Exercise -> Return the material word for word. Do not include pictures.

** Start of Information supplied **

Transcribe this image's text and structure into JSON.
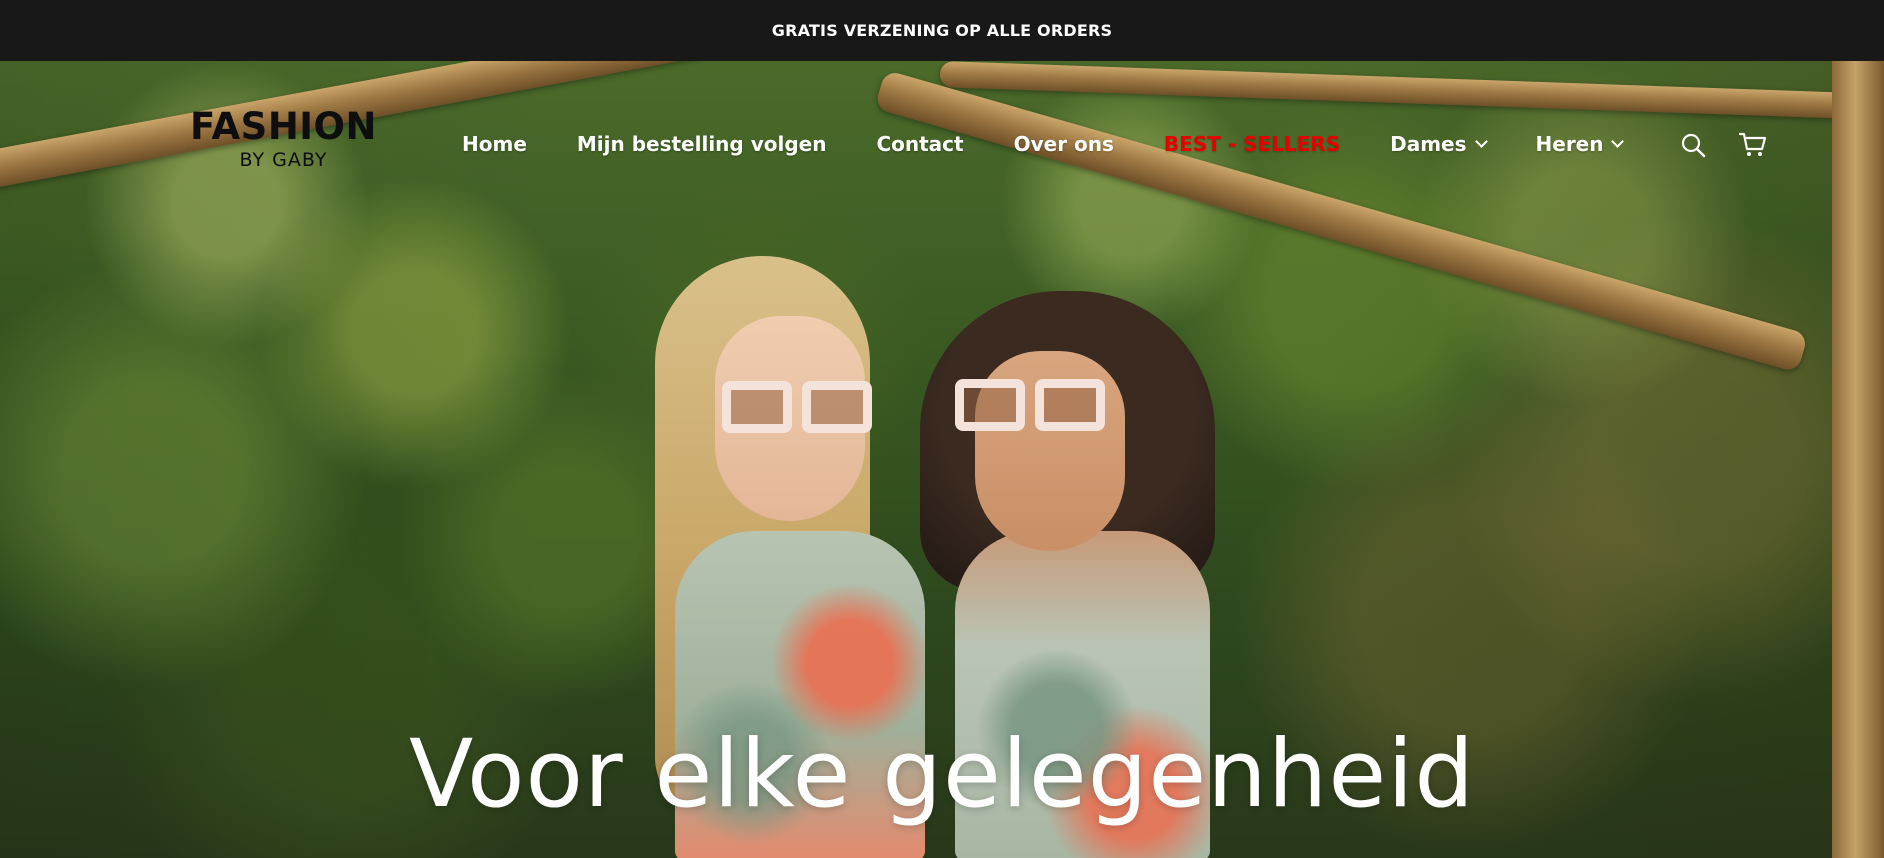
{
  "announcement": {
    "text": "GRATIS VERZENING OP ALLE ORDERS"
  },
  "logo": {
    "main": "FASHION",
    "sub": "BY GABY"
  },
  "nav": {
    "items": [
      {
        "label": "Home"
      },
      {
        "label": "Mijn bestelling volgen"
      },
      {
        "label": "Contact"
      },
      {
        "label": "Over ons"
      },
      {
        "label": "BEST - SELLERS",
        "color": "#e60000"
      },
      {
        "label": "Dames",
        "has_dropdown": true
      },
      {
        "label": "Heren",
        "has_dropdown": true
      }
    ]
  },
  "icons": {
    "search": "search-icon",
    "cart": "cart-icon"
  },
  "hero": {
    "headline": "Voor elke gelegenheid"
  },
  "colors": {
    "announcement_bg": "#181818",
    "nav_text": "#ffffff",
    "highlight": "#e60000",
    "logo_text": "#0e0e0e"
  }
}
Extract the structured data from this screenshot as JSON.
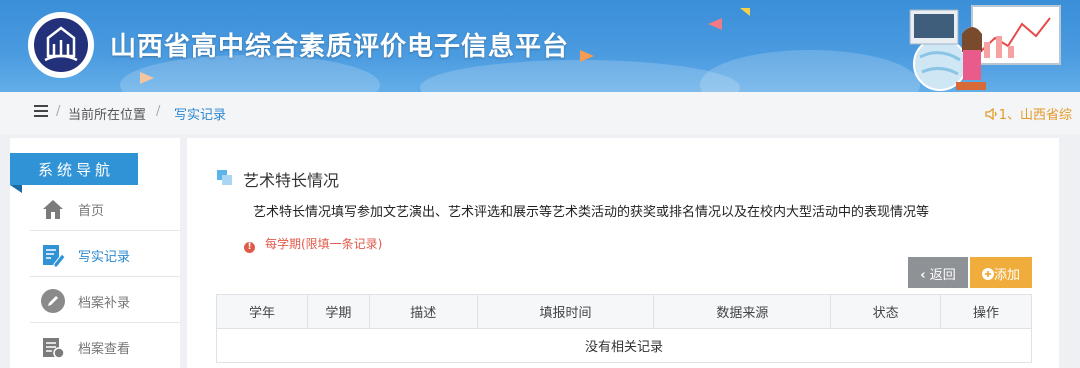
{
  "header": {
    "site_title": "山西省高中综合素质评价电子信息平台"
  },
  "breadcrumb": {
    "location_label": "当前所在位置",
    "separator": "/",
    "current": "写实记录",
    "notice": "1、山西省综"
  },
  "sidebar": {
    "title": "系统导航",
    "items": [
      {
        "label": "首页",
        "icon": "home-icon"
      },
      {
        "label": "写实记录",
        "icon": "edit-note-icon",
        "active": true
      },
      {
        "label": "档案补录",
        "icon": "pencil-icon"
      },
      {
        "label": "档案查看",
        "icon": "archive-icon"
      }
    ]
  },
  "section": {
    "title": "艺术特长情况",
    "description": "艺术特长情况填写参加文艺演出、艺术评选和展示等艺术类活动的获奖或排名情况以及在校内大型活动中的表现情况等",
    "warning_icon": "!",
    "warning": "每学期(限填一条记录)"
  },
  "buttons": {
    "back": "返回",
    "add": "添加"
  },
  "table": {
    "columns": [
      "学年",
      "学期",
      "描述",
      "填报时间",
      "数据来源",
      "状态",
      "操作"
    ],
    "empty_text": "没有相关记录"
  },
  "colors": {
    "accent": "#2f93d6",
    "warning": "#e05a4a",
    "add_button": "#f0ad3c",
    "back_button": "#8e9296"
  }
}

** End of Information supplied **

Task solution ->
Transcribe this image's text and structure into JSON.
{
  "announcement": {
    "text": "GRATIS VERZENING OP ALLE ORDERS"
  },
  "logo": {
    "main": "FASHION",
    "sub": "BY GABY"
  },
  "nav": {
    "items": [
      {
        "label": "Home"
      },
      {
        "label": "Mijn bestelling volgen"
      },
      {
        "label": "Contact"
      },
      {
        "label": "Over ons"
      },
      {
        "label": "BEST - SELLERS",
        "color": "#e60000"
      },
      {
        "label": "Dames",
        "has_dropdown": true
      },
      {
        "label": "Heren",
        "has_dropdown": true
      }
    ]
  },
  "icons": {
    "search": "search-icon",
    "cart": "cart-icon"
  },
  "hero": {
    "headline": "Voor elke gelegenheid"
  },
  "colors": {
    "announcement_bg": "#181818",
    "nav_text": "#ffffff",
    "highlight": "#e60000",
    "logo_text": "#0e0e0e"
  }
}
Extract the structured data from this screenshot as JSON.
{
  "header": {
    "site_title": "山西省高中综合素质评价电子信息平台"
  },
  "breadcrumb": {
    "location_label": "当前所在位置",
    "separator": "/",
    "current": "写实记录",
    "notice": "1、山西省综"
  },
  "sidebar": {
    "title": "系统导航",
    "items": [
      {
        "label": "首页",
        "icon": "home-icon"
      },
      {
        "label": "写实记录",
        "icon": "edit-note-icon",
        "active": true
      },
      {
        "label": "档案补录",
        "icon": "pencil-icon"
      },
      {
        "label": "档案查看",
        "icon": "archive-icon"
      }
    ]
  },
  "section": {
    "title": "艺术特长情况",
    "description": "艺术特长情况填写参加文艺演出、艺术评选和展示等艺术类活动的获奖或排名情况以及在校内大型活动中的表现情况等",
    "warning_icon": "!",
    "warning": "每学期(限填一条记录)"
  },
  "buttons": {
    "back": "返回",
    "add": "添加"
  },
  "table": {
    "columns": [
      "学年",
      "学期",
      "描述",
      "填报时间",
      "数据来源",
      "状态",
      "操作"
    ],
    "empty_text": "没有相关记录"
  },
  "colors": {
    "accent": "#2f93d6",
    "warning": "#e05a4a",
    "add_button": "#f0ad3c",
    "back_button": "#8e9296"
  }
}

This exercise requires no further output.